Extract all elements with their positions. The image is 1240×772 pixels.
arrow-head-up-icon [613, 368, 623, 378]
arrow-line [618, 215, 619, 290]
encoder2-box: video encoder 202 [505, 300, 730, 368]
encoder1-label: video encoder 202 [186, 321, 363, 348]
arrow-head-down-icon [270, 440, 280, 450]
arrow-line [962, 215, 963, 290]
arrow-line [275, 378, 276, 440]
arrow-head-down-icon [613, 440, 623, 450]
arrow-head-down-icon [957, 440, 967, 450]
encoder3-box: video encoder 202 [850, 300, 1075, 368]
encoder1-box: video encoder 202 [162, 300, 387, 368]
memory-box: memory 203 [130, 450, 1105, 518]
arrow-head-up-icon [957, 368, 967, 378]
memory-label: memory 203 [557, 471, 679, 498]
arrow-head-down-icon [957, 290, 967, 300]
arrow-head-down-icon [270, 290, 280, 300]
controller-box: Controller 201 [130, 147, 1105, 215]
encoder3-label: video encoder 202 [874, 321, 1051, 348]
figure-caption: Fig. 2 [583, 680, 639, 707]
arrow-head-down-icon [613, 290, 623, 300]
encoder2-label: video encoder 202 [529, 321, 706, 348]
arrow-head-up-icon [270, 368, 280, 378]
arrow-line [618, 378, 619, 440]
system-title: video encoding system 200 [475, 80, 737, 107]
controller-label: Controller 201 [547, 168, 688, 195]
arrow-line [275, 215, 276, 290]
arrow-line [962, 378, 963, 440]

--- --- ---

Set task:
Reproduce the data above in full, replacing every occurrence of "Controller 201" with "Control Unit 201" and leaving everything else unchanged.

Result of this task:
Extract all elements with their positions. The image is 1240×772 pixels.
arrow-head-up-icon [613, 368, 623, 378]
arrow-line [618, 215, 619, 290]
encoder2-box: video encoder 202 [505, 300, 730, 368]
encoder1-label: video encoder 202 [186, 321, 363, 348]
arrow-head-down-icon [270, 440, 280, 450]
arrow-line [962, 215, 963, 290]
arrow-line [275, 378, 276, 440]
arrow-head-down-icon [613, 440, 623, 450]
arrow-head-down-icon [957, 440, 967, 450]
encoder3-box: video encoder 202 [850, 300, 1075, 368]
encoder1-box: video encoder 202 [162, 300, 387, 368]
memory-box: memory 203 [130, 450, 1105, 518]
arrow-head-up-icon [957, 368, 967, 378]
memory-label: memory 203 [557, 471, 679, 498]
arrow-head-down-icon [957, 290, 967, 300]
arrow-head-down-icon [270, 290, 280, 300]
controller-box: Control Unit 201 [130, 147, 1105, 215]
encoder3-label: video encoder 202 [874, 321, 1051, 348]
figure-caption: Fig. 2 [583, 680, 639, 707]
arrow-head-down-icon [613, 290, 623, 300]
encoder2-label: video encoder 202 [529, 321, 706, 348]
arrow-head-up-icon [270, 368, 280, 378]
arrow-line [618, 378, 619, 440]
system-title: video encoding system 200 [475, 80, 737, 107]
controller-label: Control Unit 201 [547, 168, 688, 195]
arrow-line [275, 215, 276, 290]
arrow-line [962, 378, 963, 440]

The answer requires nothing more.